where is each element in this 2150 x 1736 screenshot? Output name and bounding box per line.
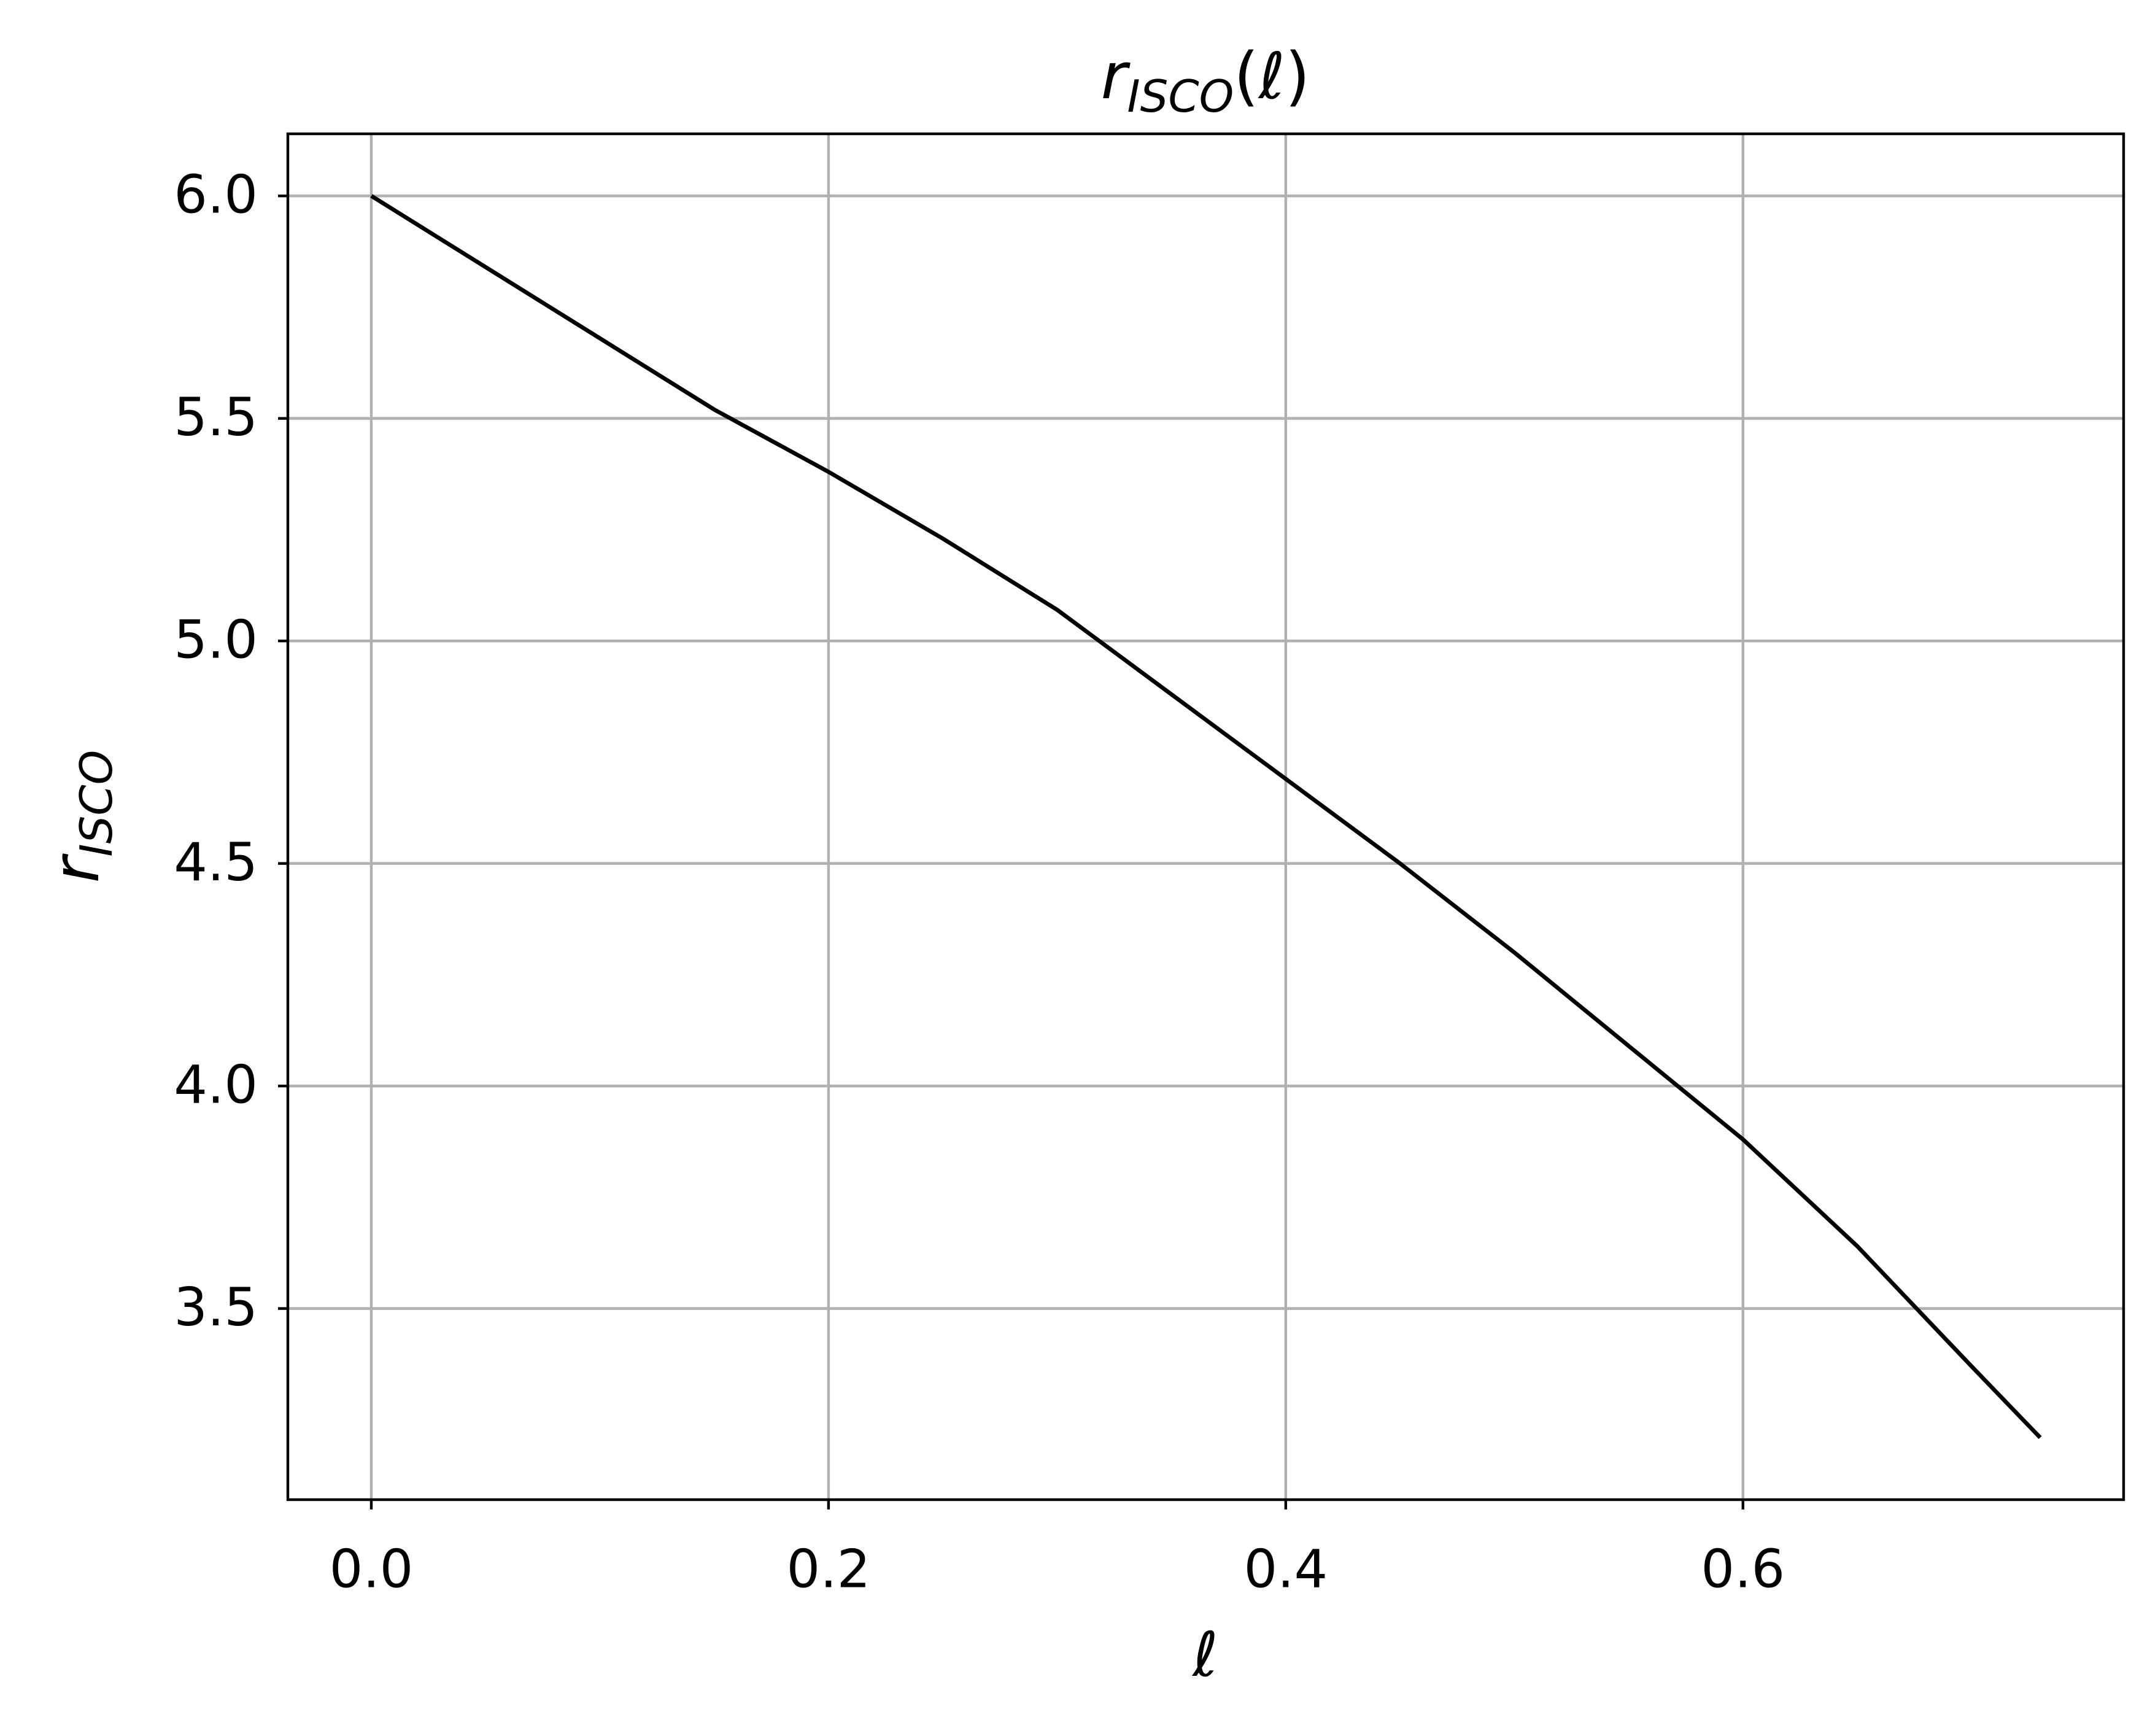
title-sub: ISCO (1127, 71, 1234, 122)
y-tick-label: 6.0 (174, 165, 258, 226)
y-tick-label: 5.0 (174, 610, 258, 671)
ylabel-base: r (39, 853, 114, 883)
x-tick-label: 0.6 (1701, 1538, 1785, 1600)
data-line (370, 194, 2042, 1440)
axes-frame (286, 132, 2125, 1502)
y-tick-label: 4.0 (174, 1055, 258, 1116)
title-base: r (1101, 39, 1131, 114)
x-tick-label: 0.0 (330, 1538, 414, 1600)
y-axis-label: rISCO (39, 750, 122, 883)
x-axis-label: ℓ (1191, 1619, 1218, 1691)
ylabel-sub: ISCO (71, 750, 122, 857)
y-tick-label: 4.5 (174, 832, 258, 893)
title-rest: (ℓ) (1234, 39, 1310, 114)
x-tick-label: 0.2 (787, 1538, 871, 1600)
y-tick-label: 5.5 (174, 387, 258, 448)
chart-title: rISCO(ℓ) (1101, 39, 1310, 122)
x-tick-label: 0.4 (1243, 1538, 1328, 1600)
y-tick-label: 3.5 (174, 1277, 258, 1338)
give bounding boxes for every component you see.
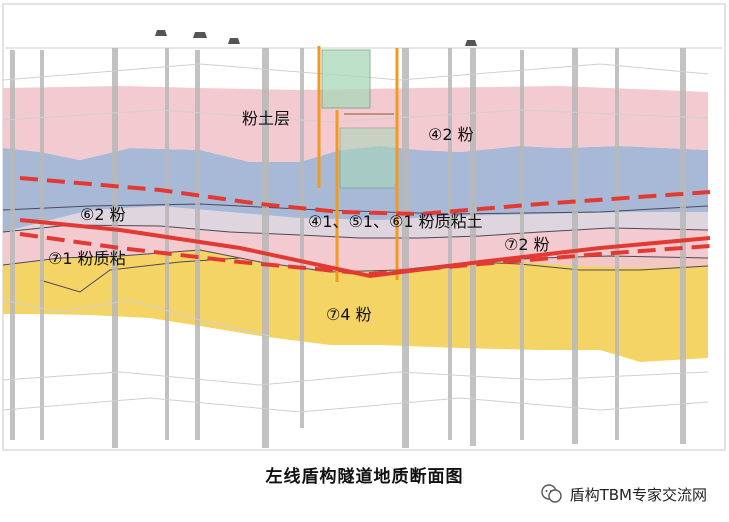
marker-icon <box>193 32 207 38</box>
label-silt-top: 粉土层 <box>242 109 290 128</box>
layer-7-4-region <box>3 250 708 362</box>
marker-icon <box>228 38 240 44</box>
marker-icon <box>155 30 167 36</box>
construction-lines <box>2 63 709 413</box>
wechat-icon <box>540 484 562 503</box>
shaft-fill-upper <box>321 49 371 109</box>
watermark-text: 盾构TBM专家交流网 <box>569 485 707 504</box>
tunnel-lines <box>19 176 711 279</box>
figure-caption: 左线盾构隧道地质断面图 <box>265 467 464 487</box>
layer-6-2-wedge <box>3 206 708 238</box>
watermark: 盾构TBM专家交流网 <box>540 482 707 506</box>
label-6-2: ⑥2 粉 <box>80 205 126 224</box>
label-7-4: ⑦4 粉 <box>326 305 372 324</box>
label-4-2: ④2 粉 <box>428 125 474 144</box>
layer-silt-top-region <box>3 86 708 162</box>
marker-icon <box>465 40 477 46</box>
surface-markers <box>155 30 477 46</box>
label-mixed-clay: ④1、⑤1、⑥1 粉质粘土 <box>308 212 483 231</box>
tunnel-upper-dashed <box>19 176 711 217</box>
label-7-1: ⑦1 粉质粘 <box>48 249 126 268</box>
shaft-fill-lower <box>339 127 397 189</box>
tunnel-lower-dashed <box>19 232 711 277</box>
label-7-2: ⑦2 粉 <box>504 235 550 254</box>
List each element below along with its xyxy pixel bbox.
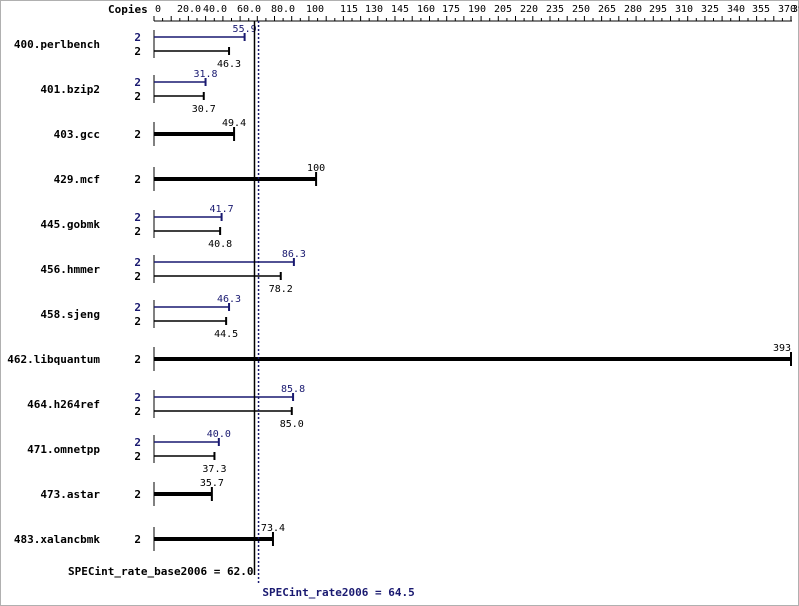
peak-value-label: 85.8 (281, 384, 305, 395)
base-value-label: 37.3 (202, 464, 226, 475)
base-copies: 2 (134, 488, 141, 501)
x-tick-label: 190 (468, 4, 486, 15)
base-value-label: 35.7 (200, 478, 224, 489)
benchmark-row-456.hmmer: 456.hmmer 2 86.3 2 78.2 (40, 249, 306, 295)
base-copies: 2 (134, 353, 141, 366)
base-copies: 2 (134, 315, 141, 328)
benchmark-name: 471.omnetpp (27, 443, 100, 456)
base-mean-label: SPECint_rate_base2006 = 62.0 (68, 565, 253, 578)
benchmark-name: 401.bzip2 (40, 83, 100, 96)
x-tick-label: 295 (649, 4, 667, 15)
peak-value-label: 46.3 (217, 294, 241, 305)
x-tick-label: 130 (365, 4, 383, 15)
benchmark-name: 483.xalancbmk (14, 533, 100, 546)
benchmark-row-464.h264ref: 464.h264ref 2 85.8 2 85.0 (27, 384, 305, 430)
x-tick-label: 175 (442, 4, 460, 15)
benchmark-name: 403.gcc (54, 128, 100, 141)
benchmark-name: 462.libquantum (7, 353, 100, 366)
peak-value-label: 55.9 (233, 24, 257, 35)
benchmark-row-458.sjeng: 458.sjeng 2 46.3 2 44.5 (40, 294, 241, 340)
x-tick-label: 355 (752, 4, 770, 15)
x-tick-label: 325 (701, 4, 719, 15)
peak-value-label: 41.7 (210, 204, 234, 215)
x-tick-label: 20.0 (177, 4, 201, 15)
benchmark-row-445.gobmk: 445.gobmk 2 41.7 2 40.8 (40, 204, 233, 250)
base-copies: 2 (134, 225, 141, 238)
x-tick-label: 40.0 (203, 4, 227, 15)
base-value-label: 85.0 (280, 419, 304, 430)
base-value-label: 49.4 (222, 118, 246, 129)
peak-copies: 2 (134, 31, 141, 44)
benchmark-name: 473.astar (40, 488, 100, 501)
benchmark-row-483.xalancbmk: 483.xalancbmk 2 73.4 (14, 523, 285, 551)
benchmark-row-471.omnetpp: 471.omnetpp 2 40.0 2 37.3 (27, 429, 231, 475)
benchmark-name: 458.sjeng (40, 308, 100, 321)
base-copies: 2 (134, 405, 141, 418)
x-tick-label: 220 (520, 4, 538, 15)
x-tick-label: 80.0 (271, 4, 295, 15)
base-value-label: 393 (773, 343, 791, 354)
base-value-label: 73.4 (261, 523, 285, 534)
peak-copies: 2 (134, 391, 141, 404)
x-tick-label: 280 (624, 4, 642, 15)
benchmark-name: 445.gobmk (40, 218, 100, 231)
peak-value-label: 86.3 (282, 249, 306, 260)
x-tick-label: 310 (675, 4, 693, 15)
base-value-label: 40.8 (208, 239, 232, 250)
benchmark-name: 400.perlbench (14, 38, 100, 51)
peak-value-label: 31.8 (193, 69, 217, 80)
base-copies: 2 (134, 173, 141, 186)
peak-copies: 2 (134, 256, 141, 269)
x-tick-label: 160 (417, 4, 435, 15)
x-tick-label: 265 (598, 4, 616, 15)
base-value-label: 46.3 (217, 59, 241, 70)
benchmark-row-401.bzip2: 401.bzip2 2 31.8 2 30.7 (40, 69, 217, 115)
base-copies: 2 (134, 90, 141, 103)
peak-copies: 2 (134, 76, 141, 89)
x-tick-label: 340 (727, 4, 745, 15)
benchmark-name: 456.hmmer (40, 263, 100, 276)
base-copies: 2 (134, 45, 141, 58)
base-value-label: 44.5 (214, 329, 238, 340)
peak-mean-label: SPECint_rate2006 = 64.5 (262, 586, 414, 599)
base-copies: 2 (134, 533, 141, 546)
benchmark-name: 429.mcf (54, 173, 100, 186)
base-copies: 2 (134, 450, 141, 463)
peak-copies: 2 (134, 301, 141, 314)
x-tick-label: 205 (494, 4, 512, 15)
x-tick-label: 145 (391, 4, 409, 15)
x-tick-label: 235 (546, 4, 564, 15)
x-tick-label: 370 (778, 4, 796, 15)
x-tick-label: 395 (792, 4, 799, 15)
copies-header: Copies (108, 3, 148, 16)
peak-copies: 2 (134, 211, 141, 224)
base-copies: 2 (134, 128, 141, 141)
x-tick-label: 60.0 (237, 4, 261, 15)
base-value-label: 78.2 (269, 284, 293, 295)
benchmark-row-400.perlbench: 400.perlbench 2 55.9 2 46.3 (14, 24, 257, 70)
peak-value-label: 40.0 (207, 429, 231, 440)
benchmark-row-429.mcf: 429.mcf 2 100 (54, 163, 325, 191)
base-value-label: 30.7 (192, 104, 216, 115)
benchmark-row-462.libquantum: 462.libquantum 2 393 (7, 343, 792, 371)
benchmark-row-403.gcc: 403.gcc 2 49.4 (54, 118, 246, 146)
peak-copies: 2 (134, 436, 141, 449)
base-copies: 2 (134, 270, 141, 283)
benchmark-row-473.astar: 473.astar 2 35.7 (40, 478, 224, 506)
base-value-label: 100 (307, 163, 325, 174)
x-tick-label: 0 (155, 4, 161, 15)
x-tick-label: 115 (340, 4, 358, 15)
benchmark-name: 464.h264ref (27, 398, 100, 411)
x-tick-label: 100 (306, 4, 324, 15)
x-tick-label: 250 (572, 4, 590, 15)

_ _ _ _ _ _ _

TASK PROMPT
Copy, without any change, the lines of the listing above that start at the line containing "marker-icon <box>193 32 207 38</box>" and end at the line containing "shaft-fill-upper <box>321 49 371 109</box>", including both of those lines.

RESULT
marker-icon <box>193 32 207 38</box>
label-silt-top: 粉土层 <box>242 109 290 128</box>
layer-7-4-region <box>3 250 708 362</box>
marker-icon <box>228 38 240 44</box>
marker-icon <box>155 30 167 36</box>
construction-lines <box>2 63 709 413</box>
wechat-icon <box>540 484 562 503</box>
shaft-fill-upper <box>321 49 371 109</box>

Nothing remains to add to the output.